=== WHAT TO WORK ON ===
Each line containing the word "മദനപ" must be reported.

=== INPUT FOR THIS TASK ===
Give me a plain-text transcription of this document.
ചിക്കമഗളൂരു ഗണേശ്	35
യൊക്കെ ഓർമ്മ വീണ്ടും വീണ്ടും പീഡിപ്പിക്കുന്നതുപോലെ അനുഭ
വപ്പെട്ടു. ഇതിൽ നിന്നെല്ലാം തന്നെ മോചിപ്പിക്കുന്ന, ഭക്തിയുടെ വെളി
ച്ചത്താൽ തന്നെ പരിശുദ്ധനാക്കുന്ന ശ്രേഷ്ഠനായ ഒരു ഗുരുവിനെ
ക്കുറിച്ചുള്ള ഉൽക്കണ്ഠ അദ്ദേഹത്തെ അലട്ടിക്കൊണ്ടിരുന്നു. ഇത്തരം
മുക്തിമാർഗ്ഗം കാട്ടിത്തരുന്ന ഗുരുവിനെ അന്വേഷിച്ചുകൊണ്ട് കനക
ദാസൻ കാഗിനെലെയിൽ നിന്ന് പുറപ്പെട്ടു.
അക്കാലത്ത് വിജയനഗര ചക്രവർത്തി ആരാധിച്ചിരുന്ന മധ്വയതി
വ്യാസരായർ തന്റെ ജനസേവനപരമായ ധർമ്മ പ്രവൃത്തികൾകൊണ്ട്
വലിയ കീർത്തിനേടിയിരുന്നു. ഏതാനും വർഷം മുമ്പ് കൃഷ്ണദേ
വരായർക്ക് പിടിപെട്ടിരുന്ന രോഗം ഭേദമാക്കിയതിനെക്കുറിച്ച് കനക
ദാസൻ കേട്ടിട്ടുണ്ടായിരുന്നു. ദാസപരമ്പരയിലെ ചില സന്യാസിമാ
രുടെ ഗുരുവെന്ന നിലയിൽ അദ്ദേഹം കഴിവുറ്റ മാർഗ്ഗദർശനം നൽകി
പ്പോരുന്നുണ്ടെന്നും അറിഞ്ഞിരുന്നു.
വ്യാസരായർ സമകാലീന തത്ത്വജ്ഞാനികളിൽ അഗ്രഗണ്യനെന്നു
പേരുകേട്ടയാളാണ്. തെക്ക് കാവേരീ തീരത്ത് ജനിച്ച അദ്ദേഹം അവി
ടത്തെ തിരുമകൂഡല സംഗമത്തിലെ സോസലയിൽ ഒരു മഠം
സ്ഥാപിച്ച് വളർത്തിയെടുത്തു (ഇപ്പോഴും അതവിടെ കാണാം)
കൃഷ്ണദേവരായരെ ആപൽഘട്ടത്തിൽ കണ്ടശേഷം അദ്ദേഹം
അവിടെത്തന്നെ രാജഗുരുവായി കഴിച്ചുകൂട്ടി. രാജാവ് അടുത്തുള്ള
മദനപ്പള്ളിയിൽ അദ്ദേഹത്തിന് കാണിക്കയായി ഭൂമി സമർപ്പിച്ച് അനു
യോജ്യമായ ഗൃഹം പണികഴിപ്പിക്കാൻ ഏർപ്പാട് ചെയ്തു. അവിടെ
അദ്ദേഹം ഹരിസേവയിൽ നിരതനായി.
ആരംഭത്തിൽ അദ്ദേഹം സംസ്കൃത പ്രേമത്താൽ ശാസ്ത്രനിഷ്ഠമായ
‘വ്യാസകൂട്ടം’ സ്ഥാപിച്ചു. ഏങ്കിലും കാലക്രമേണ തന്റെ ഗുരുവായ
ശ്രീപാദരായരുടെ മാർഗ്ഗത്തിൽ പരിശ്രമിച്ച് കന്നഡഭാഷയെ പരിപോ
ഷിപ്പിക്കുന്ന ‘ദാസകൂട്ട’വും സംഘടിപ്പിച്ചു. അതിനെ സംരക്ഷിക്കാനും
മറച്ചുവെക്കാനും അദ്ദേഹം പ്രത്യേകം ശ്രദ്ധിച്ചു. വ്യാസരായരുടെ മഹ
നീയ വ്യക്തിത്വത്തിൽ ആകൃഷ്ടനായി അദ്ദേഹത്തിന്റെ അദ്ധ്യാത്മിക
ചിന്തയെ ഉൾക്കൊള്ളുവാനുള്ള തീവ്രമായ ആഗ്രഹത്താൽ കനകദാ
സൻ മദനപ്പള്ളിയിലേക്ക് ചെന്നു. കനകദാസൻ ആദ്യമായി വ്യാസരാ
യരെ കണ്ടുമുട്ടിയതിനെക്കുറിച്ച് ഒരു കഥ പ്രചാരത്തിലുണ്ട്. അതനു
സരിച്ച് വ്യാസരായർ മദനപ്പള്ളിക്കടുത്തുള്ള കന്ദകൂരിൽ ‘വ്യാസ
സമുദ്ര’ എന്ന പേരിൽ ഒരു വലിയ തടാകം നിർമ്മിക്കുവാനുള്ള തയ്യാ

=== RESPONSE FOR THIS EXERCISE ===
മദനപ്പള്ളിയിൽ അദ്ദേഹത്തിന് കാണിക്കയായി ഭൂമി സമർപ്പിച്ച് അനു
സൻ മദനപ്പള്ളിയിലേക്ക് ചെന്നു. കനകദാസൻ ആദ്യമായി വ്യാസരാ
സരിച്ച് വ്യാസരായർ മദനപ്പള്ളിക്കടുത്തുള്ള കന്ദകൂരിൽ ‘വ്യാസ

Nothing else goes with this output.